::: Excerpted passage :::

How will employees be notified of any change in their overtime eligibility?
Managers of affected employees will be provided guidance to communicate with each employee. Additionally, all affected employees will receive direct communication in the form of a letter.
HR Consultants will be available to partner on the preparation and facilitation of this conversation.
How will a part-time employee be impacted if his/her salary is below the revised threshold?
All part-time employees will be non-exempt if their annual salary is below $684/week ($35,568 annually).
Do I need to process an EPAF transaction to change that person's status?
No. Upon implementation, all employees who are affected will be automatically converted.
What are the key responsibilities of any WSU manager of non-exempt employees?
Managers must communicate with affected employees to ensure that they:
- Track all time worked in Web Time Entry. This is required in order to receive a paycheck.

::: Extracted entries :::

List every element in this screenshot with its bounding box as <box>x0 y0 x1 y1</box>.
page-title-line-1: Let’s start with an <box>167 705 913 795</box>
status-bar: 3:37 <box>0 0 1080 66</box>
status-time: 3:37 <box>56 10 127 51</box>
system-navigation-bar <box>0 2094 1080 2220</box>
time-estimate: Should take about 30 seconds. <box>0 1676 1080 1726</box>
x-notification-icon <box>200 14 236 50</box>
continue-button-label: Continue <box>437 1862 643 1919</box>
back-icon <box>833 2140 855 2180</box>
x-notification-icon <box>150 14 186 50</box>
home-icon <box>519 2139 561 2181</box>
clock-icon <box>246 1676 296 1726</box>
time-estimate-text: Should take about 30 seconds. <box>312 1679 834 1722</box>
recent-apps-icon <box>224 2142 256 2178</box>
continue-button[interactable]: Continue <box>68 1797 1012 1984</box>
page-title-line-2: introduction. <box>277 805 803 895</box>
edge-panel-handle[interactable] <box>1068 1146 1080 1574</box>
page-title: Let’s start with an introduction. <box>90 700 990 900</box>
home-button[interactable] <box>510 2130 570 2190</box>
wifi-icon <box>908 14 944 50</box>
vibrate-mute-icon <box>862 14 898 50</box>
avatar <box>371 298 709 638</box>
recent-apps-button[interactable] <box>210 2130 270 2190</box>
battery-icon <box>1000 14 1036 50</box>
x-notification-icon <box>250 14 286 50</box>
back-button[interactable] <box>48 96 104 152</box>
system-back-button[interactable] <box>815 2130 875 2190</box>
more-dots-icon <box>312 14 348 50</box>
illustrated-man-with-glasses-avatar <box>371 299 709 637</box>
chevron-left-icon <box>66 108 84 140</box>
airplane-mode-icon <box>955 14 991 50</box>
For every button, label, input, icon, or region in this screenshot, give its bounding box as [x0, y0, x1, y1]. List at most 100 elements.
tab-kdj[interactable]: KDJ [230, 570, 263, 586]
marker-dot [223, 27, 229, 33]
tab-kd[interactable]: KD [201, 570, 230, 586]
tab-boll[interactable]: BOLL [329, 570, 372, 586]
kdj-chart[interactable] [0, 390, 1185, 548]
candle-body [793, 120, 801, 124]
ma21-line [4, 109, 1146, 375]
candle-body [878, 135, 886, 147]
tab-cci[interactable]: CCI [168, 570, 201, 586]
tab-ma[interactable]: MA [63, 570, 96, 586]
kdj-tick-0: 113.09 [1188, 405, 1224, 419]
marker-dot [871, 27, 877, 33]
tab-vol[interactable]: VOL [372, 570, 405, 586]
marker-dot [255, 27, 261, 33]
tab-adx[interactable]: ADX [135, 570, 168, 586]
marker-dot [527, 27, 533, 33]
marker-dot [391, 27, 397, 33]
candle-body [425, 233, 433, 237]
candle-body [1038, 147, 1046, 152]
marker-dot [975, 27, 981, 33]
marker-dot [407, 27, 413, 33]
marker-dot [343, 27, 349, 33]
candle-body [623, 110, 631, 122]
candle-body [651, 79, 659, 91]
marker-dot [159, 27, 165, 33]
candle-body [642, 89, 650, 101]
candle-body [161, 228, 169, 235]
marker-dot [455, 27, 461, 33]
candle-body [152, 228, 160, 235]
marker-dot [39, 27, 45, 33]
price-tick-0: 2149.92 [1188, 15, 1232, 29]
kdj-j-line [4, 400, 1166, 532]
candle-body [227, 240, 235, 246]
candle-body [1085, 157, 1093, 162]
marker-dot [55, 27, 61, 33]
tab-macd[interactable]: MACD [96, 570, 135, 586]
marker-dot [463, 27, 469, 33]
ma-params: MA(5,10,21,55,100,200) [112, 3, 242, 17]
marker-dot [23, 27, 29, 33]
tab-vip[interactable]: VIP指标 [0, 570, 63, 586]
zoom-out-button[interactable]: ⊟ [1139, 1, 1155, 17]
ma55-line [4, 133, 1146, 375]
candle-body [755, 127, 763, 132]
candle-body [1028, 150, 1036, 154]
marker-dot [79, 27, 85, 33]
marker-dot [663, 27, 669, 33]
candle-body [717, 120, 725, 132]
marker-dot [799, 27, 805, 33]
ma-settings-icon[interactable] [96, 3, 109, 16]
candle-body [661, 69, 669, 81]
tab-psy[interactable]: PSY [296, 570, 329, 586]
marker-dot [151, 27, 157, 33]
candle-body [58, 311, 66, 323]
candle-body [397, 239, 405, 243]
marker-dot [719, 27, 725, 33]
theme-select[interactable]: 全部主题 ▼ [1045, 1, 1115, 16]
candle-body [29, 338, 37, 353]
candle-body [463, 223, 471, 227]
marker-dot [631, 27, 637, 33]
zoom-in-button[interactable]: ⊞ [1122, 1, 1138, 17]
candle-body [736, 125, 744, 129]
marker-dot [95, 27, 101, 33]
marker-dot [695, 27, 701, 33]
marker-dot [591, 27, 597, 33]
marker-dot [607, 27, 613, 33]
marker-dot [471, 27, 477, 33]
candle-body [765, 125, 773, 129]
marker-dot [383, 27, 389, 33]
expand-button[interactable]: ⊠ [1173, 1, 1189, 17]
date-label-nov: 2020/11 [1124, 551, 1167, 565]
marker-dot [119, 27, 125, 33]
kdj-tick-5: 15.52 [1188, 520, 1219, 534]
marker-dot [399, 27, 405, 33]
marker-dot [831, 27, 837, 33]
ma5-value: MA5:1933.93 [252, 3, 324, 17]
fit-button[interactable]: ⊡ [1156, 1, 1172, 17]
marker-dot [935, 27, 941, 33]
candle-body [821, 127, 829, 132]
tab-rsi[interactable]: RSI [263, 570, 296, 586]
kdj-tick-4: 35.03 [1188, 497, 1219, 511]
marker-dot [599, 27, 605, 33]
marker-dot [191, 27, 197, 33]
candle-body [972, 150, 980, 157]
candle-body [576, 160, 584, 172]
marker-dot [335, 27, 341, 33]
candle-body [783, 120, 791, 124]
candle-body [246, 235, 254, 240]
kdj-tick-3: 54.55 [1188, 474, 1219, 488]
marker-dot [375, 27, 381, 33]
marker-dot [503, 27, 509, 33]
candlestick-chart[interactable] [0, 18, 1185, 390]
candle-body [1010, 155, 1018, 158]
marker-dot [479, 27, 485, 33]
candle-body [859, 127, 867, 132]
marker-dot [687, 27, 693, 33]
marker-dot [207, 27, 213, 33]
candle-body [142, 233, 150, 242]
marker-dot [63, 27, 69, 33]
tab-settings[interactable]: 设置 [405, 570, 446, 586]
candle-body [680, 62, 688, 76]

:::

_Problems and tasks_
[1] Quote every question that the overtime eligibility excerpt poses, in the order in which each appears.
[2] Continue the overtime eligibility excerpt from its final sentence.

_Results_
[1]
How will employees be notified of any change in their overtime eligibility?
How will a part-time employee be impacted if his/her salary is below the revised threshold?
Do I need to process an EPAF transaction to change that person's status?
What are the key responsibilities of any WSU manager of non-exempt employees?

[2]
- Receive prior approval for any overtime worked (more than 7.5 hours or 37.5 hours/week).
What counts as overtime?
All work-related activity that occurs after an employee has worked 7.5 hours in a day or 37.5 hours/week. This includes travel time, training time, shift preparation/transition time and "casual work" such as checking email or listening to phone messages.
Who is responsible for authorizing and scheduling overtime?
As the non-exempt employee's manager, only you can authorize and schedule overtime.